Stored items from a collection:
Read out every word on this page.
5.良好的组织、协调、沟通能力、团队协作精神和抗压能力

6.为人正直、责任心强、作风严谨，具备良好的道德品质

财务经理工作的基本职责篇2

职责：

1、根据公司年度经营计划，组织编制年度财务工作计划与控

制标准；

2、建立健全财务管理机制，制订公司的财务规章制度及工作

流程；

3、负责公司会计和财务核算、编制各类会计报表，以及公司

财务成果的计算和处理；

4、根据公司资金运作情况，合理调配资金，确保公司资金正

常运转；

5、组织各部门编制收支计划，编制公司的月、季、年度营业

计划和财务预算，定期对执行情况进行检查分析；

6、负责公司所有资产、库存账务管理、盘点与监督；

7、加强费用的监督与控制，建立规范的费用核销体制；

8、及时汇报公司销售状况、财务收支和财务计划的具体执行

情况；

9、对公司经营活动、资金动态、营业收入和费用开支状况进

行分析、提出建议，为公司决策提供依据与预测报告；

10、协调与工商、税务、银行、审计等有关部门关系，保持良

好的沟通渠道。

EXERCISE PROMPT → Give an exact repetition of all the material.

WRITTEN SOLUTION →
Read out every word on this page.
5.良好的组织、协调、沟通能力、团队协作精神和抗压能力

6.为人正直、责任心强、作风严谨，具备良好的道德品质

财务经理工作的基本职责篇2

职责：

1、根据公司年度经营计划，组织编制年度财务工作计划与控

制标准；

2、建立健全财务管理机制，制订公司的财务规章制度及工作

流程；

3、负责公司会计和财务核算、编制各类会计报表，以及公司

财务成果的计算和处理；

4、根据公司资金运作情况，合理调配资金，确保公司资金正

常运转；

5、组织各部门编制收支计划，编制公司的月、季、年度营业

计划和财务预算，定期对执行情况进行检查分析；

6、负责公司所有资产、库存账务管理、盘点与监督；

7、加强费用的监督与控制，建立规范的费用核销体制；

8、及时汇报公司销售状况、财务收支和财务计划的具体执行

情况；

9、对公司经营活动、资金动态、营业收入和费用开支状况进

行分析、提出建议，为公司决策提供依据与预测报告；

10、协调与工商、税务、银行、审计等有关部门关系，保持良

好的沟通渠道。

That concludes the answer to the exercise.